● What you should do
Please write out the material below exactly as given.

-=-=-=-=-

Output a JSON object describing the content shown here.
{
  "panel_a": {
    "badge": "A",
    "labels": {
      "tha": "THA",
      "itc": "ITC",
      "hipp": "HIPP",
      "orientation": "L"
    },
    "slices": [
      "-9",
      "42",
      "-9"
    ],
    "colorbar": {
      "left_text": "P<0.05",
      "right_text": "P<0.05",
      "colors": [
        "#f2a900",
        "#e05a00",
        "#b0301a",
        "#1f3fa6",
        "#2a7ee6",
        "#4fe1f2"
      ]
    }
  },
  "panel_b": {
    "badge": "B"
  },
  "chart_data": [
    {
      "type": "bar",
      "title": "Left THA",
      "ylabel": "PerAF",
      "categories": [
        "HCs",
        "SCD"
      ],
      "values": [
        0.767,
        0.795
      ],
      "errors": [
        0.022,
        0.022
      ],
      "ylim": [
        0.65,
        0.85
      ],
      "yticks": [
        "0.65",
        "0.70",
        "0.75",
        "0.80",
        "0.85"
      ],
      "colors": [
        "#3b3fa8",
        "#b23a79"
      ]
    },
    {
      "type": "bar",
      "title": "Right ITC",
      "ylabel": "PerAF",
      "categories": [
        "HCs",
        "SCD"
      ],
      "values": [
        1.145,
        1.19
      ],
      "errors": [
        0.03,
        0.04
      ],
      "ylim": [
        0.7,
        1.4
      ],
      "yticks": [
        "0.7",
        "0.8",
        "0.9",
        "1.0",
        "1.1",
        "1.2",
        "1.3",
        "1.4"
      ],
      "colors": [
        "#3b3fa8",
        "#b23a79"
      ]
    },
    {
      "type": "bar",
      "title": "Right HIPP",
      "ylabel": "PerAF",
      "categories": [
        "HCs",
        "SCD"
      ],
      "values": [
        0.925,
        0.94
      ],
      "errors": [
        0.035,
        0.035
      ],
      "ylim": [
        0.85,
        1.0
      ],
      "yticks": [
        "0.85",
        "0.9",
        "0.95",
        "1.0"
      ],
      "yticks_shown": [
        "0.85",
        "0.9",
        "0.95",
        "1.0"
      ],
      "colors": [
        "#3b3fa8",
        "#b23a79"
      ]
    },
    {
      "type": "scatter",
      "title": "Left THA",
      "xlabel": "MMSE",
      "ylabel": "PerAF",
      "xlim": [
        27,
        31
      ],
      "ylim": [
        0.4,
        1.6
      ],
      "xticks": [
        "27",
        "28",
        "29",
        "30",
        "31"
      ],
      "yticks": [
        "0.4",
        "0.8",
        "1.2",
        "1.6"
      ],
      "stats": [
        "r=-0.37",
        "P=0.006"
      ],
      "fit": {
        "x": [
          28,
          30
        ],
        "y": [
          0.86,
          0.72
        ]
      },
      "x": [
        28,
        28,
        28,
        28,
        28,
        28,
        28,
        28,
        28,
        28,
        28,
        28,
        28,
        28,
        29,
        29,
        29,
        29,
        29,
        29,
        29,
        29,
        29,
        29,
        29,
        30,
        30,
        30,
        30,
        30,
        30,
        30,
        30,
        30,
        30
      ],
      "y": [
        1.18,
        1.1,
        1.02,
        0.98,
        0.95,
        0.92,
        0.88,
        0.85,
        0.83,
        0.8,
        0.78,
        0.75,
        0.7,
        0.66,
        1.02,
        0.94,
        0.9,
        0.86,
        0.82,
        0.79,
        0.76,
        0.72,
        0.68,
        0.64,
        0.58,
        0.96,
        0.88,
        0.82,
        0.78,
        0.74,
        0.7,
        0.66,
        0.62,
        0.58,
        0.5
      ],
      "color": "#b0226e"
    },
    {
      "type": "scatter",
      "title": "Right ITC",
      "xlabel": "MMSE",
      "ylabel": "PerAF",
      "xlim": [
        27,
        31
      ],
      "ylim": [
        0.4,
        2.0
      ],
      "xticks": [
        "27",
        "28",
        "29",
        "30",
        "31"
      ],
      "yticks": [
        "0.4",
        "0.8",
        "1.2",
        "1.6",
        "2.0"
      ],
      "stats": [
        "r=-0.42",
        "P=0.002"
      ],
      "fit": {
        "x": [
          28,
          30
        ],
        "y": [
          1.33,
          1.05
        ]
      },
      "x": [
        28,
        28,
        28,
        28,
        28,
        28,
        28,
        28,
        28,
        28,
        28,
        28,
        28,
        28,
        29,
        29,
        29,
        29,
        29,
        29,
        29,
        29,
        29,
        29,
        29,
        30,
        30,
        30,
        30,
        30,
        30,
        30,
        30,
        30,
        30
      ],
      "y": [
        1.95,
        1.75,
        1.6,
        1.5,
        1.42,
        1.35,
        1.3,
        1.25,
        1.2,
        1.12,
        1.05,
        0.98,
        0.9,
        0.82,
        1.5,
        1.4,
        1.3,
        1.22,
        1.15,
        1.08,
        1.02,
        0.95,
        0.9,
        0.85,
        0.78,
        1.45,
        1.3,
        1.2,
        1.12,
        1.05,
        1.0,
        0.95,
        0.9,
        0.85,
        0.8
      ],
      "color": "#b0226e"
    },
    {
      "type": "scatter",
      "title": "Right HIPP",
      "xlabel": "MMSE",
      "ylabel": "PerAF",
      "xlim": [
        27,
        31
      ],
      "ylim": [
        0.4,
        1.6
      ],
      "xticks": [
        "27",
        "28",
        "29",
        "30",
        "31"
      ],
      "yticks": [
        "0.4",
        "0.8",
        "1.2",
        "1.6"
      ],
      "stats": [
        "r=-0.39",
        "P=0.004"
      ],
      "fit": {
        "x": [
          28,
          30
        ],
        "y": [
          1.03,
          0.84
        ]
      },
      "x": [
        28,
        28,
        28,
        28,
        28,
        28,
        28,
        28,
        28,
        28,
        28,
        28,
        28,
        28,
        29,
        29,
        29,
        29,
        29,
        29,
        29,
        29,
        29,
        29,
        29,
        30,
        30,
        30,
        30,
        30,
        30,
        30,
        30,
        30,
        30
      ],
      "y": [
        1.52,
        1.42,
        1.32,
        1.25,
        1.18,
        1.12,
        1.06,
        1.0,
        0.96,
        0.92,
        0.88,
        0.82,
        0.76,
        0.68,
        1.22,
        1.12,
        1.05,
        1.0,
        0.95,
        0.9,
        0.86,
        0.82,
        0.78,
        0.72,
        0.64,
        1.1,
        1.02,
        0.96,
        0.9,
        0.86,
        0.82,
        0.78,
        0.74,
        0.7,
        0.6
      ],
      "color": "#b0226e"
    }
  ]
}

-=-=-=-=-

● Expected answer
Output a JSON object describing the content shown here.
{
  "panel_a": {
    "badge": "A",
    "labels": {
      "tha": "THA",
      "itc": "ITC",
      "hipp": "HIPP",
      "orientation": "L"
    },
    "slices": [
      "-9",
      "42",
      "-9"
    ],
    "colorbar": {
      "left_text": "P<0.05",
      "right_text": "P<0.05",
      "colors": [
        "#f2a900",
        "#e05a00",
        "#b0301a",
        "#1f3fa6",
        "#2a7ee6",
        "#4fe1f2"
      ]
    }
  },
  "panel_b": {
    "badge": "B"
  },
  "chart_data": [
    {
      "type": "bar",
      "title": "Left THA",
      "ylabel": "PerAF",
      "categories": [
        "HCs",
        "SCD"
      ],
      "values": [
        0.767,
        0.795
      ],
      "errors": [
        0.022,
        0.022
      ],
      "ylim": [
        0.65,
        0.85
      ],
      "yticks": [
        "0.65",
        "0.70",
        "0.75",
        "0.80",
        "0.85"
      ],
      "colors": [
        "#3b3fa8",
        "#b23a79"
      ]
    },
    {
      "type": "bar",
      "title": "Right ITC",
      "ylabel": "PerAF",
      "categories": [
        "HCs",
        "SCD"
      ],
      "values": [
        1.145,
        1.19
      ],
      "errors": [
        0.03,
        0.04
      ],
      "ylim": [
        0.7,
        1.4
      ],
      "yticks": [
        "0.7",
        "0.8",
        "0.9",
        "1.0",
        "1.1",
        "1.2",
        "1.3",
        "1.4"
      ],
      "colors": [
        "#3b3fa8",
        "#b23a79"
      ]
    },
    {
      "type": "bar",
      "title": "Right HIPP",
      "ylabel": "PerAF",
      "categories": [
        "HCs",
        "SCD"
      ],
      "values": [
        0.925,
        0.94
      ],
      "errors": [
        0.035,
        0.035
      ],
      "ylim": [
        0.85,
        1.0
      ],
      "yticks": [
        "0.85",
        "0.9",
        "0.95",
        "1.0"
      ],
      "yticks_shown": [
        "0.85",
        "0.9",
        "0.95",
        "1.0"
      ],
      "colors": [
        "#3b3fa8",
        "#b23a79"
      ]
    },
    {
      "type": "scatter",
      "title": "Left THA",
      "xlabel": "MMSE",
      "ylabel": "PerAF",
      "xlim": [
        27,
        31
      ],
      "ylim": [
        0.4,
        1.6
      ],
      "xticks": [
        "27",
        "28",
        "29",
        "30",
        "31"
      ],
      "yticks": [
        "0.4",
        "0.8",
        "1.2",
        "1.6"
      ],
      "stats": [
        "r=-0.37",
        "P=0.006"
      ],
      "fit": {
        "x": [
          28,
          30
        ],
        "y": [
          0.86,
          0.72
        ]
      },
      "x": [
        28,
        28,
        28,
        28,
        28,
        28,
        28,
        28,
        28,
        28,
        28,
        28,
        28,
        28,
        29,
        29,
        29,
        29,
        29,
        29,
        29,
        29,
        29,
        29,
        29,
        30,
        30,
        30,
        30,
        30,
        30,
        30,
        30,
        30,
        30
      ],
      "y": [
        1.18,
        1.1,
        1.02,
        0.98,
        0.95,
        0.92,
        0.88,
        0.85,
        0.83,
        0.8,
        0.78,
        0.75,
        0.7,
        0.66,
        1.02,
        0.94,
        0.9,
        0.86,
        0.82,
        0.79,
        0.76,
        0.72,
        0.68,
        0.64,
        0.58,
        0.96,
        0.88,
        0.82,
        0.78,
        0.74,
        0.7,
        0.66,
        0.62,
        0.58,
        0.5
      ],
      "color": "#b0226e"
    },
    {
      "type": "scatter",
      "title": "Right ITC",
      "xlabel": "MMSE",
      "ylabel": "PerAF",
      "xlim": [
        27,
        31
      ],
      "ylim": [
        0.4,
        2.0
      ],
      "xticks": [
        "27",
        "28",
        "29",
        "30",
        "31"
      ],
      "yticks": [
        "0.4",
        "0.8",
        "1.2",
        "1.6",
        "2.0"
      ],
      "stats": [
        "r=-0.42",
        "P=0.002"
      ],
      "fit": {
        "x": [
          28,
          30
        ],
        "y": [
          1.33,
          1.05
        ]
      },
      "x": [
        28,
        28,
        28,
        28,
        28,
        28,
        28,
        28,
        28,
        28,
        28,
        28,
        28,
        28,
        29,
        29,
        29,
        29,
        29,
        29,
        29,
        29,
        29,
        29,
        29,
        30,
        30,
        30,
        30,
        30,
        30,
        30,
        30,
        30,
        30
      ],
      "y": [
        1.95,
        1.75,
        1.6,
        1.5,
        1.42,
        1.35,
        1.3,
        1.25,
        1.2,
        1.12,
        1.05,
        0.98,
        0.9,
        0.82,
        1.5,
        1.4,
        1.3,
        1.22,
        1.15,
        1.08,
        1.02,
        0.95,
        0.9,
        0.85,
        0.78,
        1.45,
        1.3,
        1.2,
        1.12,
        1.05,
        1.0,
        0.95,
        0.9,
        0.85,
        0.8
      ],
      "color": "#b0226e"
    },
    {
      "type": "scatter",
      "title": "Right HIPP",
      "xlabel": "MMSE",
      "ylabel": "PerAF",
      "xlim": [
        27,
        31
      ],
      "ylim": [
        0.4,
        1.6
      ],
      "xticks": [
        "27",
        "28",
        "29",
        "30",
        "31"
      ],
      "yticks": [
        "0.4",
        "0.8",
        "1.2",
        "1.6"
      ],
      "stats": [
        "r=-0.39",
        "P=0.004"
      ],
      "fit": {
        "x": [
          28,
          30
        ],
        "y": [
          1.03,
          0.84
        ]
      },
      "x": [
        28,
        28,
        28,
        28,
        28,
        28,
        28,
        28,
        28,
        28,
        28,
        28,
        28,
        28,
        29,
        29,
        29,
        29,
        29,
        29,
        29,
        29,
        29,
        29,
        29,
        30,
        30,
        30,
        30,
        30,
        30,
        30,
        30,
        30,
        30
      ],
      "y": [
        1.52,
        1.42,
        1.32,
        1.25,
        1.18,
        1.12,
        1.06,
        1.0,
        0.96,
        0.92,
        0.88,
        0.82,
        0.76,
        0.68,
        1.22,
        1.12,
        1.05,
        1.0,
        0.95,
        0.9,
        0.86,
        0.82,
        0.78,
        0.72,
        0.64,
        1.1,
        1.02,
        0.96,
        0.9,
        0.86,
        0.82,
        0.78,
        0.74,
        0.7,
        0.6
      ],
      "color": "#b0226e"
    }
  ]
}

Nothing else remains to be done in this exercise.